## A run of records
::::::
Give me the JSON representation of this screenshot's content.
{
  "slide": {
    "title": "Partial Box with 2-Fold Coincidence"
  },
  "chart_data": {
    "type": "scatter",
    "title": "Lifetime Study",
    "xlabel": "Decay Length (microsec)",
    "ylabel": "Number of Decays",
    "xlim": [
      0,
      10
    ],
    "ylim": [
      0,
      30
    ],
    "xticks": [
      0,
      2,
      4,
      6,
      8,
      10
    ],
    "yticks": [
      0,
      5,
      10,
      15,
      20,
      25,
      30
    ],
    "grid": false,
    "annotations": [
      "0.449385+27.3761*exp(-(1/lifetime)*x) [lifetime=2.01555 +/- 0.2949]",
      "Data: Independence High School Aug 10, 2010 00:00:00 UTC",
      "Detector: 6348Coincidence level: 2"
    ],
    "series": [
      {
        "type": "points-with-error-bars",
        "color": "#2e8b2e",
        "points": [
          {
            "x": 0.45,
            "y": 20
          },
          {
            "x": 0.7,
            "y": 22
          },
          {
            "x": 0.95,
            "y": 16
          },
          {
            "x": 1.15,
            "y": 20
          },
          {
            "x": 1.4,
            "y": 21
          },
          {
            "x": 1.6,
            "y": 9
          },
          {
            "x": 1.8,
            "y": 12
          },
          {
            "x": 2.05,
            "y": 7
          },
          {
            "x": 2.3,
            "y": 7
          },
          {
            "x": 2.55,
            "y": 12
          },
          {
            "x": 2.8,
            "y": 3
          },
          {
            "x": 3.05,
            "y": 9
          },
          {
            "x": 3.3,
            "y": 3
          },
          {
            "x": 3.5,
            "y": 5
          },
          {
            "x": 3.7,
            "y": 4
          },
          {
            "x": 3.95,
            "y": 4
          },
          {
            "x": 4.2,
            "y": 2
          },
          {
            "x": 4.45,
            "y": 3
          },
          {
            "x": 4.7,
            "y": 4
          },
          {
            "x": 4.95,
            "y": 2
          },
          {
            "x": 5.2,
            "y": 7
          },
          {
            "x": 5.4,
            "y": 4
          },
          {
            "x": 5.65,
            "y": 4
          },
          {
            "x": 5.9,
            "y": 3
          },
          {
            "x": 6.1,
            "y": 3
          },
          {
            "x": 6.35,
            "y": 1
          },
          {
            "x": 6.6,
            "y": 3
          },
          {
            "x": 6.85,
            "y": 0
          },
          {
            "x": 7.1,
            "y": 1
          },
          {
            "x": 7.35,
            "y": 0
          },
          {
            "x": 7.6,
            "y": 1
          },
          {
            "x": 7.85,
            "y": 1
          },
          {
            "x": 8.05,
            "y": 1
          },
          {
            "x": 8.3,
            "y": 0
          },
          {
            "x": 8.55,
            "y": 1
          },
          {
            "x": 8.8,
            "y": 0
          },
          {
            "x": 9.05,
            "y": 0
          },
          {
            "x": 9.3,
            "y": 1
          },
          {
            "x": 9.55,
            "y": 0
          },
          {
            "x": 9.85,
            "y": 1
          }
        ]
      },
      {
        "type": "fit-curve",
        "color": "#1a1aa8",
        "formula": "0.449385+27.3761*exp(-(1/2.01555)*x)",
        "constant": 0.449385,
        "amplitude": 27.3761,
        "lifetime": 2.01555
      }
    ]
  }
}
::::::
## What is asked
Exact output of every entry is required.

## Written reply
Give me the JSON representation of this screenshot's content.
{
  "slide": {
    "title": "Partial Box with 2-Fold Coincidence"
  },
  "chart_data": {
    "type": "scatter",
    "title": "Lifetime Study",
    "xlabel": "Decay Length (microsec)",
    "ylabel": "Number of Decays",
    "xlim": [
      0,
      10
    ],
    "ylim": [
      0,
      30
    ],
    "xticks": [
      0,
      2,
      4,
      6,
      8,
      10
    ],
    "yticks": [
      0,
      5,
      10,
      15,
      20,
      25,
      30
    ],
    "grid": false,
    "annotations": [
      "0.449385+27.3761*exp(-(1/lifetime)*x) [lifetime=2.01555 +/- 0.2949]",
      "Data: Independence High School Aug 10, 2010 00:00:00 UTC",
      "Detector: 6348Coincidence level: 2"
    ],
    "series": [
      {
        "type": "points-with-error-bars",
        "color": "#2e8b2e",
        "points": [
          {
            "x": 0.45,
            "y": 20
          },
          {
            "x": 0.7,
            "y": 22
          },
          {
            "x": 0.95,
            "y": 16
          },
          {
            "x": 1.15,
            "y": 20
          },
          {
            "x": 1.4,
            "y": 21
          },
          {
            "x": 1.6,
            "y": 9
          },
          {
            "x": 1.8,
            "y": 12
          },
          {
            "x": 2.05,
            "y": 7
          },
          {
            "x": 2.3,
            "y": 7
          },
          {
            "x": 2.55,
            "y": 12
          },
          {
            "x": 2.8,
            "y": 3
          },
          {
            "x": 3.05,
            "y": 9
          },
          {
            "x": 3.3,
            "y": 3
          },
          {
            "x": 3.5,
            "y": 5
          },
          {
            "x": 3.7,
            "y": 4
          },
          {
            "x": 3.95,
            "y": 4
          },
          {
            "x": 4.2,
            "y": 2
          },
          {
            "x": 4.45,
            "y": 3
          },
          {
            "x": 4.7,
            "y": 4
          },
          {
            "x": 4.95,
            "y": 2
          },
          {
            "x": 5.2,
            "y": 7
          },
          {
            "x": 5.4,
            "y": 4
          },
          {
            "x": 5.65,
            "y": 4
          },
          {
            "x": 5.9,
            "y": 3
          },
          {
            "x": 6.1,
            "y": 3
          },
          {
            "x": 6.35,
            "y": 1
          },
          {
            "x": 6.6,
            "y": 3
          },
          {
            "x": 6.85,
            "y": 0
          },
          {
            "x": 7.1,
            "y": 1
          },
          {
            "x": 7.35,
            "y": 0
          },
          {
            "x": 7.6,
            "y": 1
          },
          {
            "x": 7.85,
            "y": 1
          },
          {
            "x": 8.05,
            "y": 1
          },
          {
            "x": 8.3,
            "y": 0
          },
          {
            "x": 8.55,
            "y": 1
          },
          {
            "x": 8.8,
            "y": 0
          },
          {
            "x": 9.05,
            "y": 0
          },
          {
            "x": 9.3,
            "y": 1
          },
          {
            "x": 9.55,
            "y": 0
          },
          {
            "x": 9.85,
            "y": 1
          }
        ]
      },
      {
        "type": "fit-curve",
        "color": "#1a1aa8",
        "formula": "0.449385+27.3761*exp(-(1/2.01555)*x)",
        "constant": 0.449385,
        "amplitude": 27.3761,
        "lifetime": 2.01555
      }
    ]
  }
}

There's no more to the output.